▶ **Work instructions**: Take the material below and retype it in full; pictures are left out.

▶ **Listed records**:
########################################
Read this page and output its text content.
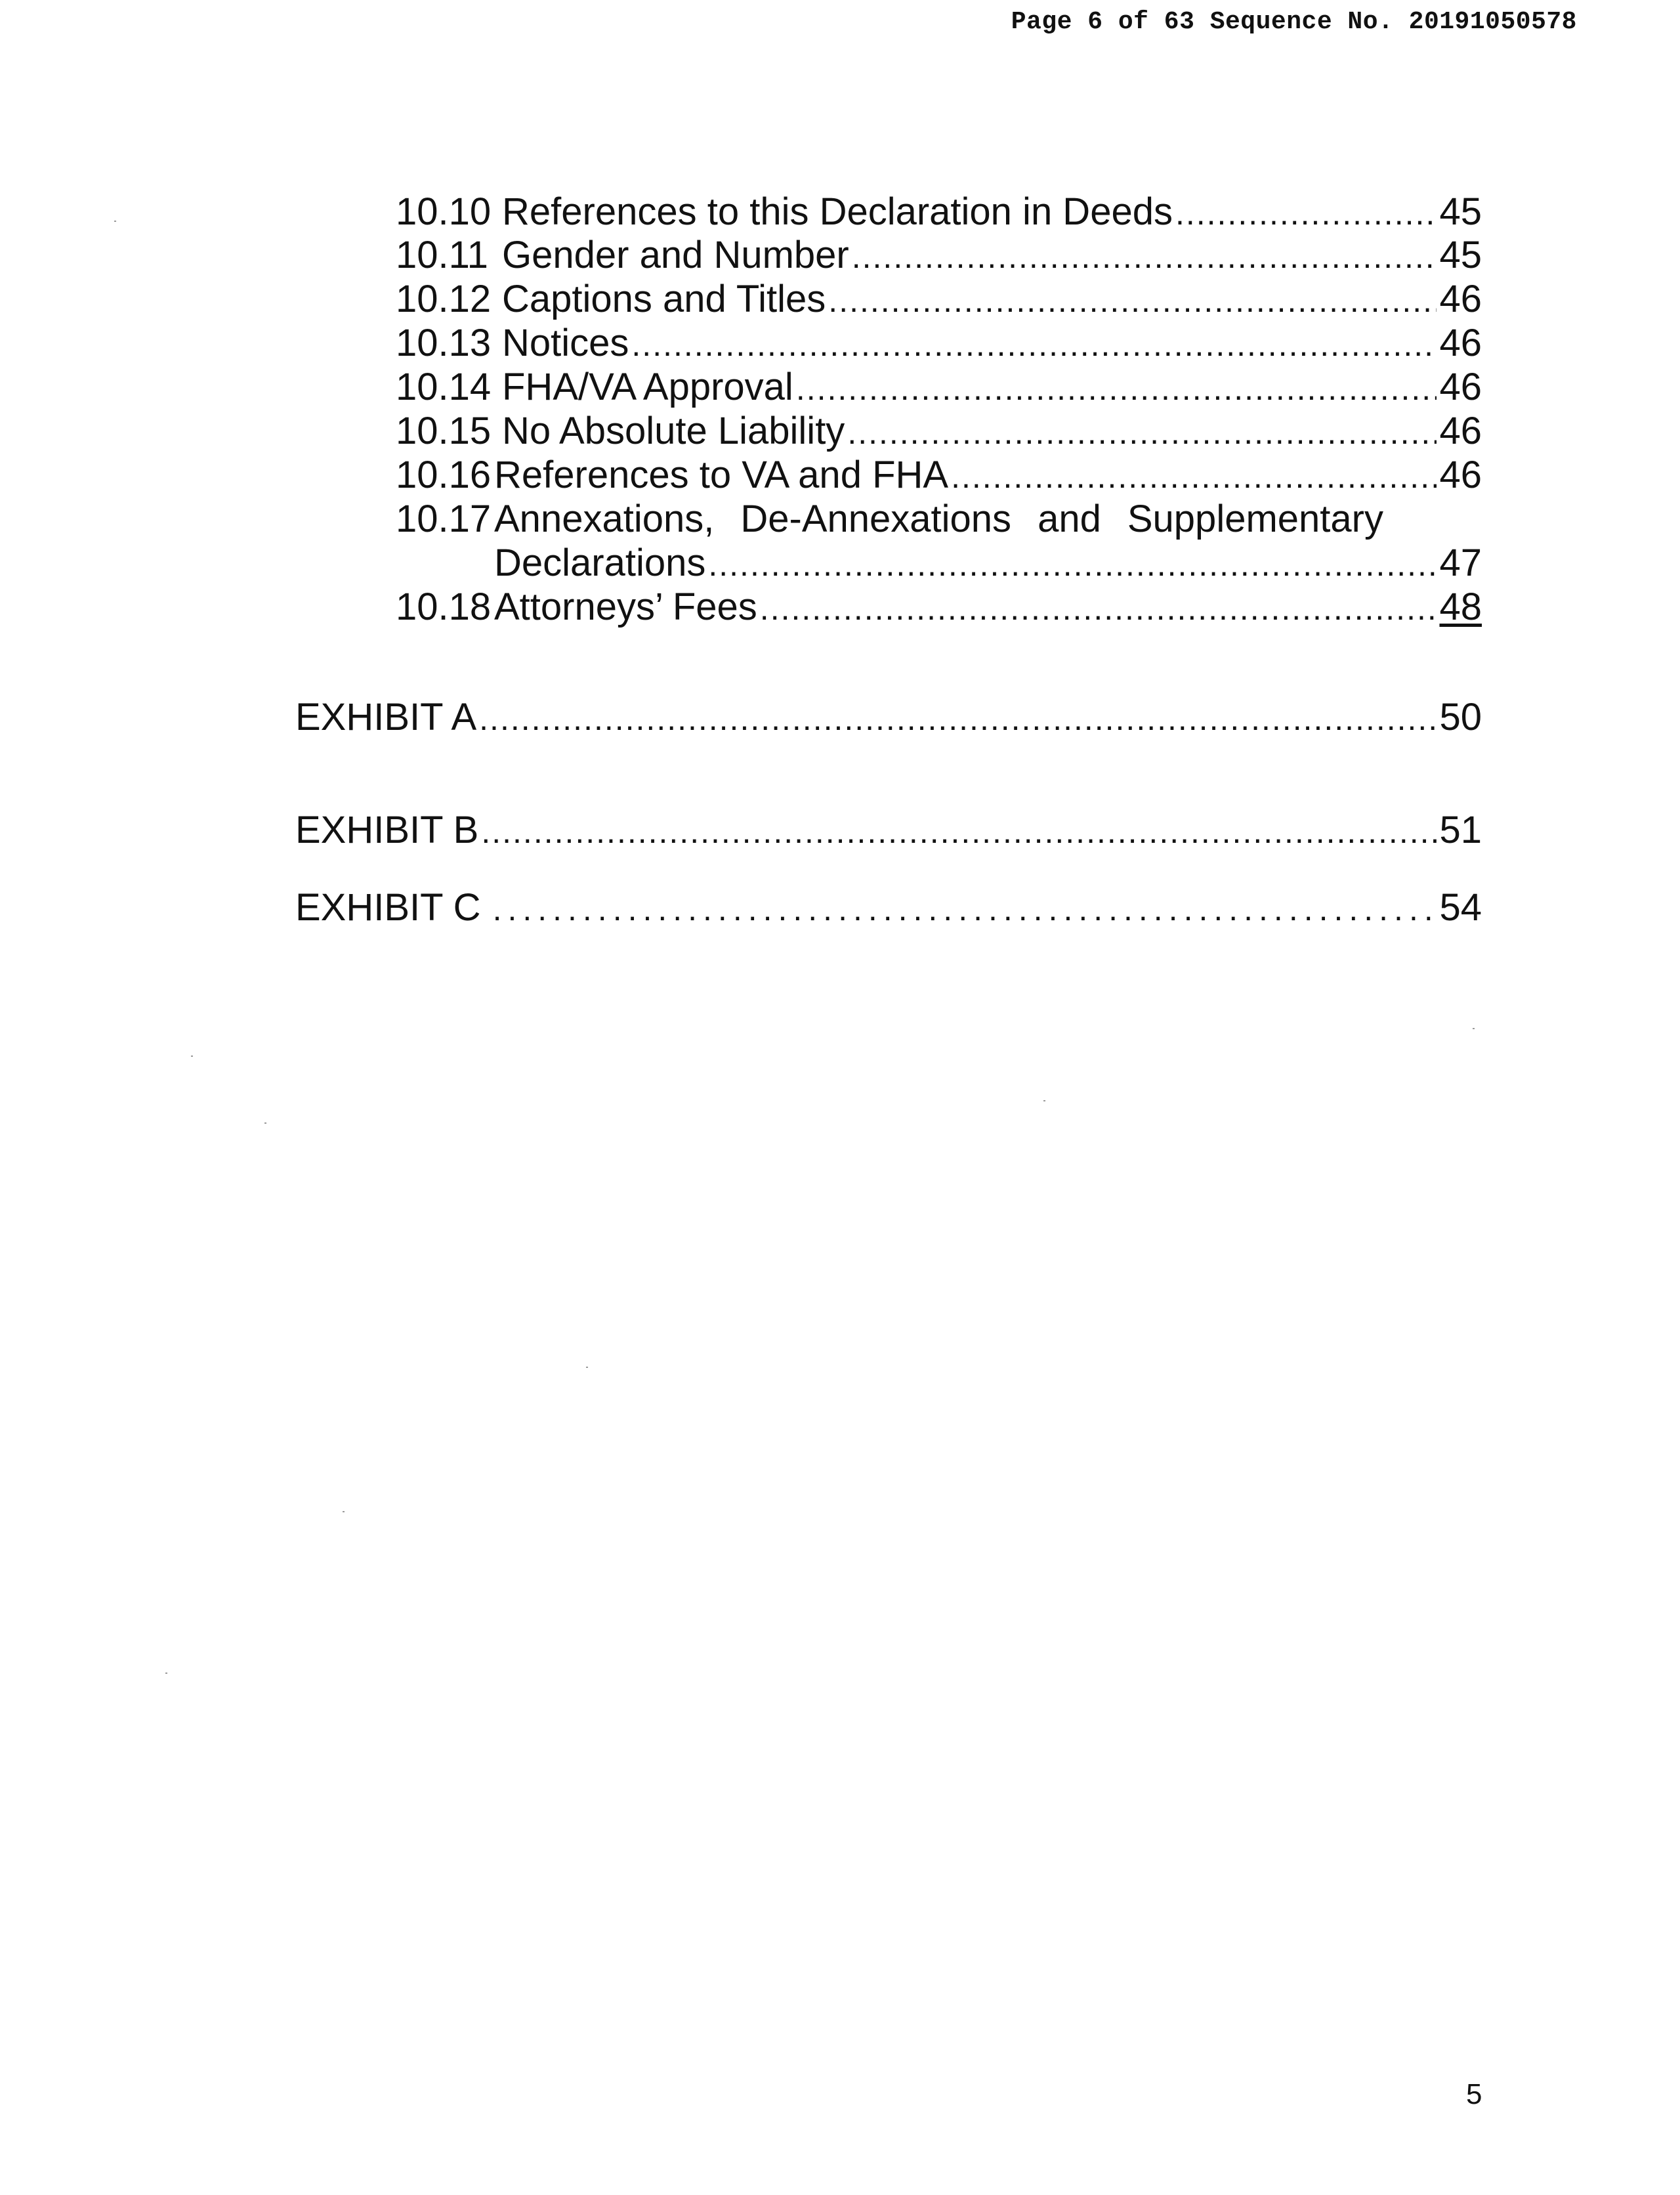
Page 6 of 63 Sequence No. 20191050578
10.10 References to this Declaration in Deeds .....	45
10.11 Gender and Number .....	45
10.12 Captions and Titles .....	46
10.13 Notices .....	46
10.14 FHA/VA Approval .....	46
10.15 No Absolute Liability .....	46
10.16 References to VA and FHA .....	46
10.17 Annexations, De-Annexations and Supplementary
Declarations .....	47
10.18 Attorneys’ Fees .....	48
EXHIBIT A .....	50
EXHIBIT B .....	51
EXHIBIT C .....	54
5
########################################
▶ **Result of this task**:
Read this page and output its text content.
Page 6 of 63 Sequence No. 20191050578
10.10 References to this Declaration in Deeds .....	45
10.11 Gender and Number .....	45
10.12 Captions and Titles .....	46
10.13 Notices .....	46
10.14 FHA/VA Approval .....	46
10.15 No Absolute Liability .....	46
10.16 References to VA and FHA .....	46
10.17 Annexations, De-Annexations and Supplementary
Declarations .....	47
10.18 Attorneys’ Fees .....	48
EXHIBIT A .....	50
EXHIBIT B .....	51
EXHIBIT C .....	54
5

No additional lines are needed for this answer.